[Saved data entries]
★ ★ ★ ★ ★ ★ ★

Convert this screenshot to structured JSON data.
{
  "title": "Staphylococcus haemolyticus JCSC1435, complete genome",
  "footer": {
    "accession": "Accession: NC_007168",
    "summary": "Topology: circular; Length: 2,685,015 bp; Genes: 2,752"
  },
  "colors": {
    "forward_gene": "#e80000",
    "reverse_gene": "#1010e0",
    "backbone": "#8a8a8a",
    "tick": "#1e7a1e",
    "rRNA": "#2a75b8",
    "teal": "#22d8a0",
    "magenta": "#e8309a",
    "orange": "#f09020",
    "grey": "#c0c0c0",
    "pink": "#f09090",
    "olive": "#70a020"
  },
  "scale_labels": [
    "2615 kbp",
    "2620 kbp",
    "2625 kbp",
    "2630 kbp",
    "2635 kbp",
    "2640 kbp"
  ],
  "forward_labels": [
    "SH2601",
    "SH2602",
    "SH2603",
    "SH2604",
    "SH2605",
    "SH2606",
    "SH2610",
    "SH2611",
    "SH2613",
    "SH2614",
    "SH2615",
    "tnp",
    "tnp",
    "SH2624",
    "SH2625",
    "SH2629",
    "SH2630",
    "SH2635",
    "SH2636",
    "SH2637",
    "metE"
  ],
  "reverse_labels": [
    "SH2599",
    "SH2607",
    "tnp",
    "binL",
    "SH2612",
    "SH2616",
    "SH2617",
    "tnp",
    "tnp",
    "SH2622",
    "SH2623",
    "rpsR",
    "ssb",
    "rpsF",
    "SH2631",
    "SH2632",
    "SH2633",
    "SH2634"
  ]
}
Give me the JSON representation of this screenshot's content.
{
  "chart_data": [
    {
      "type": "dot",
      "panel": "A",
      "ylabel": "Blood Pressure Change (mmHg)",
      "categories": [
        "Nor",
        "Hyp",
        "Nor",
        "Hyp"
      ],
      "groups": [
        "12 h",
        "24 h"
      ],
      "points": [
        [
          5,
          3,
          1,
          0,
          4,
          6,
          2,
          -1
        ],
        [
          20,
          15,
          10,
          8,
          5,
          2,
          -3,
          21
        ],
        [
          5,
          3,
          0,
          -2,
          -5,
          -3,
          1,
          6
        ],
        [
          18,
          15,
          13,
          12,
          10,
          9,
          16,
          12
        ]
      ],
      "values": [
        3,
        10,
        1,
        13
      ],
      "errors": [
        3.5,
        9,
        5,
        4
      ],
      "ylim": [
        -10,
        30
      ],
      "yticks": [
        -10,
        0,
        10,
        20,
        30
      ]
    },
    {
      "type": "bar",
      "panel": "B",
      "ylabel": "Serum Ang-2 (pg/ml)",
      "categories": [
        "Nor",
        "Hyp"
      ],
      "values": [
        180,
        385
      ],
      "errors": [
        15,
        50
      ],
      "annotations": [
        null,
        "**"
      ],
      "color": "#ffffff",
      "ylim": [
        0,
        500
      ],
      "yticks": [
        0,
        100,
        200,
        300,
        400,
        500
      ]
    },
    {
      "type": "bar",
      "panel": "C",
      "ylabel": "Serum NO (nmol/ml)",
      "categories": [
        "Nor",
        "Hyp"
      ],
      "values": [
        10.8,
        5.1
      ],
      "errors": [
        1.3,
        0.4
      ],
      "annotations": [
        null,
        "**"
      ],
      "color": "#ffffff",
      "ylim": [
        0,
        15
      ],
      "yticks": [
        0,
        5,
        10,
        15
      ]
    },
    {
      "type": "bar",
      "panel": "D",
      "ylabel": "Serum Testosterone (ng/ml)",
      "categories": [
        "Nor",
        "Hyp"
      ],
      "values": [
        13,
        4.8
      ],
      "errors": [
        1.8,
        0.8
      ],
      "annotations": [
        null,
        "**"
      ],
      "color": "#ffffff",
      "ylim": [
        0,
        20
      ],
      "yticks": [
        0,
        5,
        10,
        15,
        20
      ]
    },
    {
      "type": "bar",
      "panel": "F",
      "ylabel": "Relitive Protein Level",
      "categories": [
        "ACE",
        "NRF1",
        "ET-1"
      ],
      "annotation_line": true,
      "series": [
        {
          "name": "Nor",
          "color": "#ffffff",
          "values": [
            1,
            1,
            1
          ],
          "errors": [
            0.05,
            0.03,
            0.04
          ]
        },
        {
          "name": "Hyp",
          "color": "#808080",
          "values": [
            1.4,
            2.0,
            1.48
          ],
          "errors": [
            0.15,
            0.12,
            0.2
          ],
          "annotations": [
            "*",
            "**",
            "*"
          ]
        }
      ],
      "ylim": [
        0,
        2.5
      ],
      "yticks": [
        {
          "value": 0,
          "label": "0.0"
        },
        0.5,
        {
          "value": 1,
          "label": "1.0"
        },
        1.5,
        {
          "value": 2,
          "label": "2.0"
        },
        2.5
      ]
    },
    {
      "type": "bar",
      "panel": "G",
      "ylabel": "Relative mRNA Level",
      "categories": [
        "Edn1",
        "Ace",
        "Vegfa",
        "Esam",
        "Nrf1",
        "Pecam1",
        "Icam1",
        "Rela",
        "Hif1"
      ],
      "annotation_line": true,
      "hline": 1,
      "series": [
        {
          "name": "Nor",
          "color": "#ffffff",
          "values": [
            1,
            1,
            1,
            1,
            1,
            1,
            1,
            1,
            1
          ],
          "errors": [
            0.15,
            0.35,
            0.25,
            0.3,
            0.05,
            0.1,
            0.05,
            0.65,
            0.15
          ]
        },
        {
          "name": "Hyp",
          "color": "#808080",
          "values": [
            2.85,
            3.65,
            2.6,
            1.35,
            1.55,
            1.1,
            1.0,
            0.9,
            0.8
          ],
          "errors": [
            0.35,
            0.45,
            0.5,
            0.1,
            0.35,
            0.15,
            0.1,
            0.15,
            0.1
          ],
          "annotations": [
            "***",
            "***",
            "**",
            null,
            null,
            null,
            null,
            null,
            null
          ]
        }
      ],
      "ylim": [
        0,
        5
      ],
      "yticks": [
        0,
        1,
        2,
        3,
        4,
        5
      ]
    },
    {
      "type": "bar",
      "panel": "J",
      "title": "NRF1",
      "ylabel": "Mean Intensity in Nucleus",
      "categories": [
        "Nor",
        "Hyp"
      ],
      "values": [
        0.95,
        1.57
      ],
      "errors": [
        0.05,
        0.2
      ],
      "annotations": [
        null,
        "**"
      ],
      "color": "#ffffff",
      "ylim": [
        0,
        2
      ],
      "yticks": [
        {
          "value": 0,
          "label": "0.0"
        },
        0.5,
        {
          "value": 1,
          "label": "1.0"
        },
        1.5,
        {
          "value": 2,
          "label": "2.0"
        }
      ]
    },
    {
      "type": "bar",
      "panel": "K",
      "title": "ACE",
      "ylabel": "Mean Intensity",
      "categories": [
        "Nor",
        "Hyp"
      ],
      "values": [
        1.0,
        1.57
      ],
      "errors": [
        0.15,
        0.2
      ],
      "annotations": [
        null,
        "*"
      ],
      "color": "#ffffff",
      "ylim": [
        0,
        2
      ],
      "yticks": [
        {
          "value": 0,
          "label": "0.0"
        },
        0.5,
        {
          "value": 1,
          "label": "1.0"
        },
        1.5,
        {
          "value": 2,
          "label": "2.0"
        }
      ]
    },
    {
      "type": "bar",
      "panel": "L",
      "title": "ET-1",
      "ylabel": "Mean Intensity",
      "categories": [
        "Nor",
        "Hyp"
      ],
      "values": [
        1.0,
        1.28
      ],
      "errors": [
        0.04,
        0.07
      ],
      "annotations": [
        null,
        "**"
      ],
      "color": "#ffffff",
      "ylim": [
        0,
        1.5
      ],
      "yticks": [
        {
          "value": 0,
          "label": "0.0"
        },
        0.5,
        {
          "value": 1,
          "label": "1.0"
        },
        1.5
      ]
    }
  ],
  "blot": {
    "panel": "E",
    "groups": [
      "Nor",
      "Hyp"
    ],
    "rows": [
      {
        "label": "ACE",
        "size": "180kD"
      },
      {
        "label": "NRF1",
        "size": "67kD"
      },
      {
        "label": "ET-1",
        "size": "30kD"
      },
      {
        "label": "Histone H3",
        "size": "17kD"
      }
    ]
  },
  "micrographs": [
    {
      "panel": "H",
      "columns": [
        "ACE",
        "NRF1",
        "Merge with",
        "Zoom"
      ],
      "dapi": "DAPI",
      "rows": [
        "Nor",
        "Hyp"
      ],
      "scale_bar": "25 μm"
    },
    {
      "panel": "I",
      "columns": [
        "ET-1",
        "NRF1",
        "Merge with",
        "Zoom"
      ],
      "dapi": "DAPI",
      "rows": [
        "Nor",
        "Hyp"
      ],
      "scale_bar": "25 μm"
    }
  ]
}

★ ★ ★ ★ ★ ★ ★

◆ **Problem to work on**: Wherever "screenshot" occurs in the records above, copy the line it sits in.

◆ **Response below**:
Convert this screenshot to structured JSON data.
Give me the JSON representation of this screenshot's content.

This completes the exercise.